*Data for the task*:
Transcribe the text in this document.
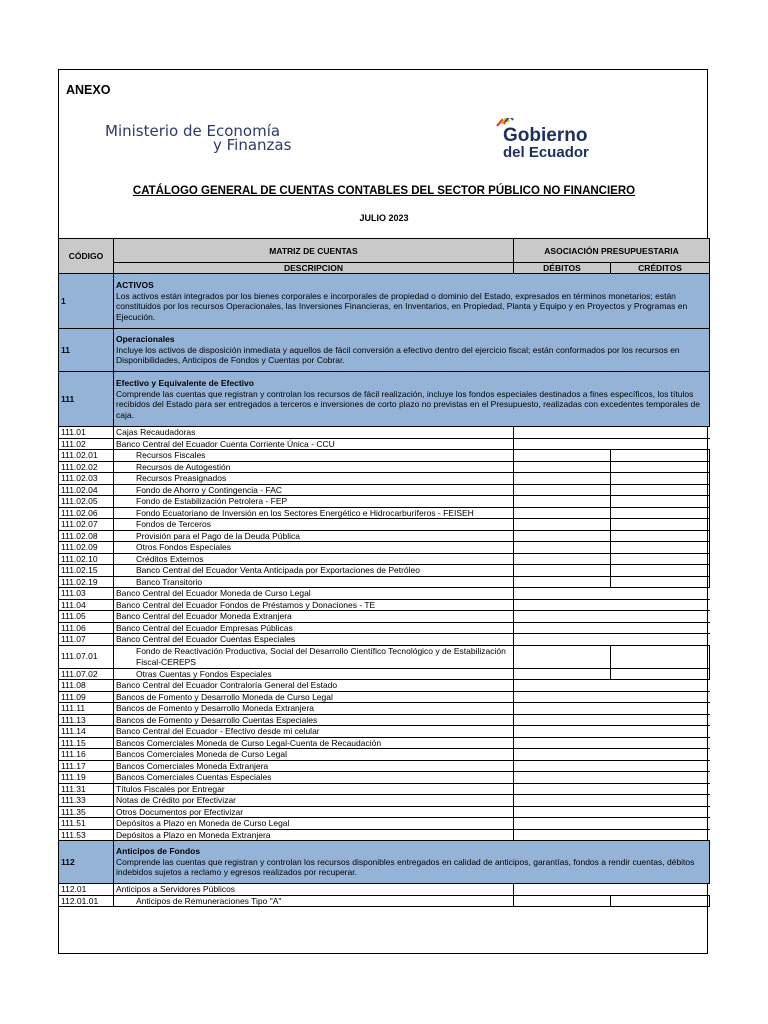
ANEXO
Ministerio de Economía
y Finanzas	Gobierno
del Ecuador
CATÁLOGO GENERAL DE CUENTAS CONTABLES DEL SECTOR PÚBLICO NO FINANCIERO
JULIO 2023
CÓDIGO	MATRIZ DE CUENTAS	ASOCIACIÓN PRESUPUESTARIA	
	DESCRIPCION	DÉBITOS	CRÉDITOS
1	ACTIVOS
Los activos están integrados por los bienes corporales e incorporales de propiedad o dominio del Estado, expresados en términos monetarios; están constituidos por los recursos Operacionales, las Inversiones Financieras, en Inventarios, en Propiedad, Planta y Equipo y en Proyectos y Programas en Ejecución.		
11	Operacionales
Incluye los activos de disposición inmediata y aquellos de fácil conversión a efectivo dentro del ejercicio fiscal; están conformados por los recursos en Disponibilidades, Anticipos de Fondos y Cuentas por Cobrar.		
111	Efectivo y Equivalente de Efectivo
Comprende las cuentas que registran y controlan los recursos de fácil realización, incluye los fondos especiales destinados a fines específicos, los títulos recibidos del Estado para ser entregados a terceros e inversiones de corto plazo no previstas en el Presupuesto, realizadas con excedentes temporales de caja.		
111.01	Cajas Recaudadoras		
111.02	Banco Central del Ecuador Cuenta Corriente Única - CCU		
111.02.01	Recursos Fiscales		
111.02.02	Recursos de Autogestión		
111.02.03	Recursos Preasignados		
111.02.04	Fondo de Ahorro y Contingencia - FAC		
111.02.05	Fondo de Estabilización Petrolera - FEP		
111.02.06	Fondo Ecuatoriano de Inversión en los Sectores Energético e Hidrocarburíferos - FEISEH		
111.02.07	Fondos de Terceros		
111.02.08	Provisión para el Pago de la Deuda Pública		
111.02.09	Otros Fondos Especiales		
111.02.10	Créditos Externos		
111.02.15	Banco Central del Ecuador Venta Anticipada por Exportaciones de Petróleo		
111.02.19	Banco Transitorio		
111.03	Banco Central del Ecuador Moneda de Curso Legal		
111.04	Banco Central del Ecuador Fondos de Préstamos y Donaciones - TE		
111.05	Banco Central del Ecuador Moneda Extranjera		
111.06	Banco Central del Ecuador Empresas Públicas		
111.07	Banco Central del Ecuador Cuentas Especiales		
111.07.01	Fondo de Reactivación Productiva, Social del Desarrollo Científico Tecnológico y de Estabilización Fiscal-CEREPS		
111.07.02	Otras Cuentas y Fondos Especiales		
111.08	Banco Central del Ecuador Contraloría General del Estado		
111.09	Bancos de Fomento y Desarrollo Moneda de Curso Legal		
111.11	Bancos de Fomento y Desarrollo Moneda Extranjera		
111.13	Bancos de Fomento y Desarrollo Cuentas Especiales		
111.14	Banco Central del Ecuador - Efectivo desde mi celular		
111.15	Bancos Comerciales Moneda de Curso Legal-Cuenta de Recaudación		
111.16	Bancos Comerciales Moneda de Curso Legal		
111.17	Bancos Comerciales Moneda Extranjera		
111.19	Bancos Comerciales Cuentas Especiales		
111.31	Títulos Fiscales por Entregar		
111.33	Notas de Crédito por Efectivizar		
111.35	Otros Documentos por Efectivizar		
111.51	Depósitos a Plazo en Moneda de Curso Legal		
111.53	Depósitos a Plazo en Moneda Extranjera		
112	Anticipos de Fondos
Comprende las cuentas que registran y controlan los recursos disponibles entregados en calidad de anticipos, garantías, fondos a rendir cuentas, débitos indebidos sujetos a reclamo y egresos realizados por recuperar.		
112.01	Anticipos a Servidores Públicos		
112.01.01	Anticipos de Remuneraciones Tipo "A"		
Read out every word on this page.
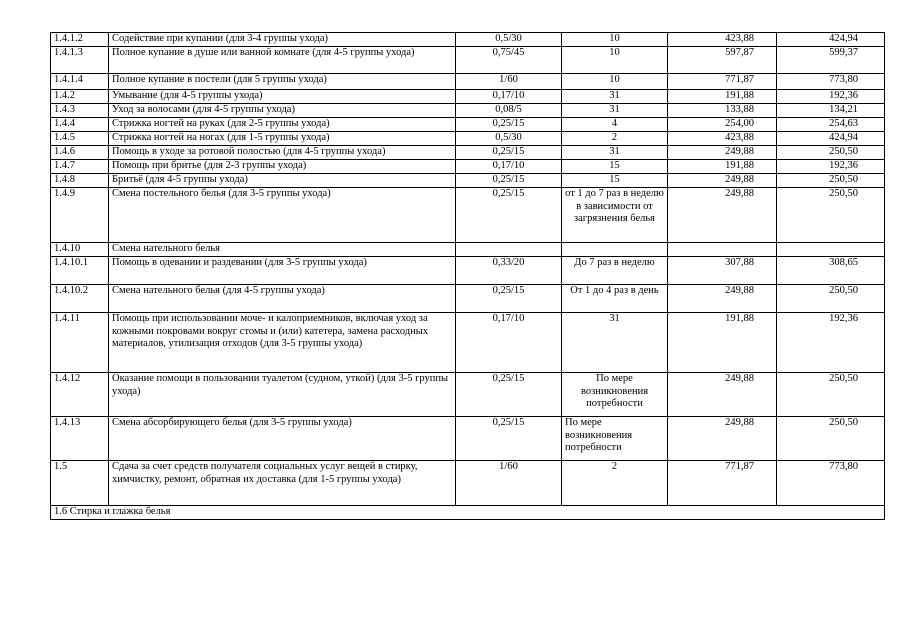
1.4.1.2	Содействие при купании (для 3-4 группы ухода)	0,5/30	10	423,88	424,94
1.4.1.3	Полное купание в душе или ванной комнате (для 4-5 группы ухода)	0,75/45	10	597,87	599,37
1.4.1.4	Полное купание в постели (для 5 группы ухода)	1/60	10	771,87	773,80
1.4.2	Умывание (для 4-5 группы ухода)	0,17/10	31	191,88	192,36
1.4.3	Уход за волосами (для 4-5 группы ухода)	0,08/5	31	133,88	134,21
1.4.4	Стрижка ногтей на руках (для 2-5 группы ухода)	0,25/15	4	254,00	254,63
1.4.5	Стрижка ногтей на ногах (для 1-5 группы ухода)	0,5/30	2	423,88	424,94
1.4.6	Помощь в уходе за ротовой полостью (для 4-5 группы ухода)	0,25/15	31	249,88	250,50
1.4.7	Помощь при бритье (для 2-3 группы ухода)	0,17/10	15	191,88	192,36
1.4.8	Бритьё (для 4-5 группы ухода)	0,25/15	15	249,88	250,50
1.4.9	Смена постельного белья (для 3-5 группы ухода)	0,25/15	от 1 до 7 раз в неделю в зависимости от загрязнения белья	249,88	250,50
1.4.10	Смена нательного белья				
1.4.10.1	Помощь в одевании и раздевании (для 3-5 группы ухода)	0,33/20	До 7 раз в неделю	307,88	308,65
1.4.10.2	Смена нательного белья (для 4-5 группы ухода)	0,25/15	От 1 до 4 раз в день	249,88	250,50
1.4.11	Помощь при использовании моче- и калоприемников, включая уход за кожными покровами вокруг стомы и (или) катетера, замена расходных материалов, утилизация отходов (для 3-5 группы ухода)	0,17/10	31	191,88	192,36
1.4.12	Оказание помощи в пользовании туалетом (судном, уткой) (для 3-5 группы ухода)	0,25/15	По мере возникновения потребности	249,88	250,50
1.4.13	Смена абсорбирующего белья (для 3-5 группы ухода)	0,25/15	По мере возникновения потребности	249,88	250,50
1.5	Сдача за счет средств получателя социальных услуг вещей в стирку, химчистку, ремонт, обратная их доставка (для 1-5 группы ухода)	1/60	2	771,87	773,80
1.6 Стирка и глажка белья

*Problem details*: From the listing above, return each line with the word "Помощь".

*Complete answer*:
1.4.6	Помощь в уходе за ротовой полостью (для 4-5 группы ухода)	0,25/15	31	249,88	250,50
1.4.7	Помощь при бритье (для 2-3 группы ухода)	0,17/10	15	191,88	192,36
1.4.10.1	Помощь в одевании и раздевании (для 3-5 группы ухода)	0,33/20	До 7 раз в неделю	307,88	308,65
1.4.11	Помощь при использовании моче- и калоприемников, включая уход за кожными покровами вокруг стомы и (или) катетера, замена расходных материалов, утилизация отходов (для 3-5 группы ухода)	0,17/10	31	191,88	192,36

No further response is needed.